§ **Article**
-=-=-
He denied killing the birds, which were found in a well following a warrant at the farm where he was employed as a gamekeeper.
Appearing before Swindon Magistrates’ Court today, 1 June 2022, he also admitted to failing to comply with the condition of his firearms certificate, in relation to the correct storage of shotguns and ammunition.
Watson received a community order with 180 hours unpaid work and told to pay £393 costs and £95 surcharge.
The court heard how in August 2020, the RSPB passed evidence to Wiltshire Police of suspected persecution of wild birds at a farm in the Avebury area.
This led to an investigation by the police Rural Crime Team into a gamekeeper employed there and he was arrested in September 2020.
Two warrants were carried out in partnership with a number of other agencies including RSPB, Natural England, Hampshire Police and the National Wildlife crime unit
PC Marc Jackson said: “The court result today is positive and encouraging in the fight against bird crime in the UK. It clearly demonstrates that Wiltshire Police will take robust action against any individual who seeks to break the law by persecuting wild birds.
-=-=-
§ **Dataset excerpts**
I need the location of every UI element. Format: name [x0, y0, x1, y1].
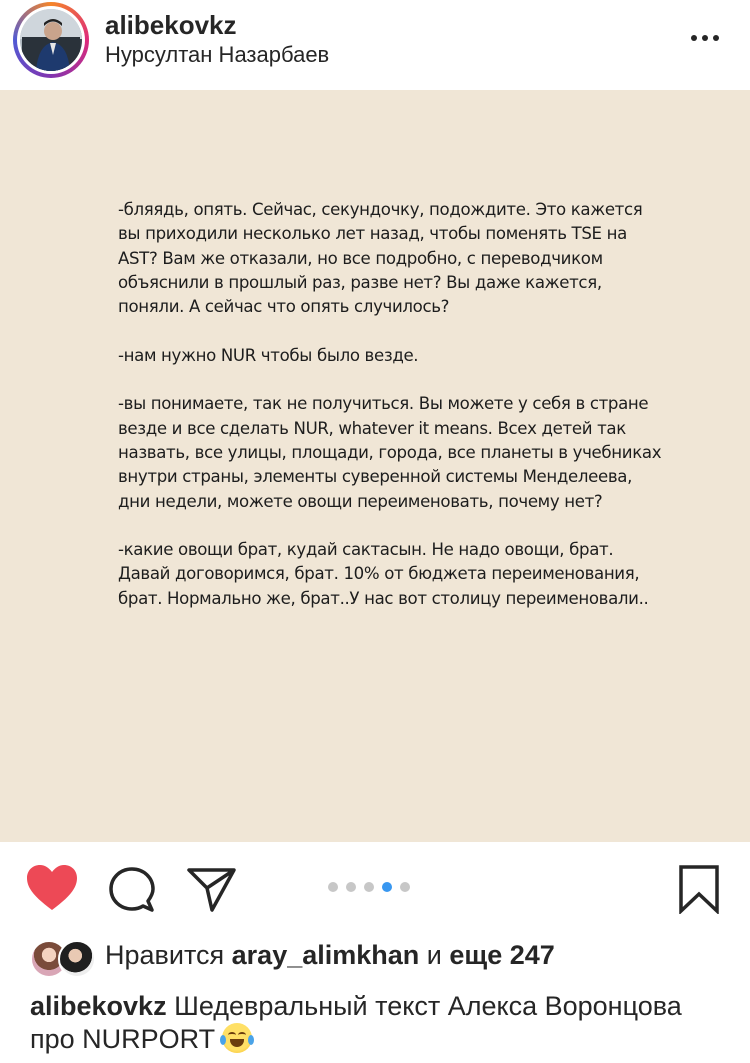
- liker-username[interactable]: aray_alimkhan: [231, 940, 420, 970]
- post-paragraph: -нам нужно NUR чтобы было везде.: [118, 345, 419, 365]
- avatar-photo: [20, 9, 82, 71]
- carousel-dot: [400, 882, 410, 892]
- carousel-dot-active: [382, 882, 392, 892]
- comment-icon: [108, 866, 156, 914]
- caption-text: Шедевральный текст Алекса Воронцова про NURPORT: [30, 991, 682, 1054]
- comment-button[interactable]: [108, 866, 156, 919]
- send-icon: [186, 866, 238, 914]
- post-paragraph: -бляядь, опять. Сейчас, секундочку, подождите. Это кажется вы приходили несколько лет назад, чтобы поменять TSE на AST? Вам же отказали, но все подробно, с переводчиком объяснили в прошлый раз, разве нет? Вы даже кажется, поняли. А сейчас что опять случилось?: [118, 200, 643, 317]
- likes-count[interactable]: еще 247: [449, 940, 555, 970]
- caption: [30, 990, 730, 1056]
- post-paragraph: -какие овощи брат, кудай сактасын. Не надо овощи, брат. Давай договоримся, брат. 10% от бюджета переименования, брат. Нормально же, брат..У нас вот столицу переименовали..: [118, 540, 649, 608]
- save-button[interactable]: [678, 864, 720, 919]
- carousel-dot: [346, 882, 356, 892]
- bookmark-icon: [678, 864, 720, 914]
- likes-prefix: Нравится: [105, 940, 225, 970]
- carousel-dot: [328, 882, 338, 892]
- caption-username[interactable]: alibekovkz: [30, 991, 167, 1021]
- post-image[interactable]: [0, 90, 750, 842]
- share-button[interactable]: [186, 866, 238, 919]
- more-horizontal-icon: [688, 28, 724, 48]
- likes-text: [105, 940, 555, 971]
- location[interactable]: Нурсултан Назарбаев: [105, 42, 330, 67]
- carousel-dot: [364, 882, 374, 892]
- heart-filled-icon: [26, 864, 78, 912]
- post-paragraph: -вы понимаете, так не получиться. Вы можете у себя в стране везде и все сделать NUR, whatever it means. Всех детей так назвать, все улицы, площади, города, все планеты в учебниках внутри страны, элементы суверенной системы Менделеева, дни недели, можете овощи переименовать, почему нет?: [118, 394, 662, 511]
- avatar[interactable]: [13, 2, 89, 78]
- post-text: [118, 198, 678, 635]
- username[interactable]: alibekovkz: [105, 10, 237, 40]
- carousel-indicator: [328, 882, 410, 894]
- face-with-tears-of-joy-icon: [222, 1023, 252, 1053]
- likes-conjunction: и: [426, 940, 442, 970]
- liker-avatar: [58, 940, 96, 978]
- post-header: [0, 0, 750, 90]
- more-options-button[interactable]: [688, 28, 724, 48]
- like-button[interactable]: [26, 864, 78, 917]
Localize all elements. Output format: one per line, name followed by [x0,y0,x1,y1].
-=-=-
§ **Set problem**
Extend the news report on the gamekeeper's wildlife crime case, picking up after its last sentence. The records have nothing to do with what follows.

§ **Exercise response**
“We would like to thank the partner agencies who have assisted us during this investigation to reach this positive outcome the RSPB, Natural England, Hampshire Police and the National Wildlife crime unit, as well as other individuals and organisations such as the National History Museum.”
“It is certainly unusual for so many birds of prey to be found dead in such a small area and Wiltshire Police will continue to work with partners to help raise awareness and bring before the courts those who are suspected of committing such crimes within Wiltshire and Swindon.”
Mark Thomas, RSPB Head of Investigations, said: “The shocking discovery of this tomb of raptors is a reminder of the horrors of raptor persecution.
“Whilst it is not known who was involved or where these birds were killed, we believe it is highly likely they were illegally killed.”
“Raptor persecution is at an all-time high and overwhelmingly associated with land managed for gamebird shooting.”
“The public plays an important role in helping us identify raptor persecution, so if you have information please contact us along with the police online or by calling 101 to help bring this appalling practice to an end.”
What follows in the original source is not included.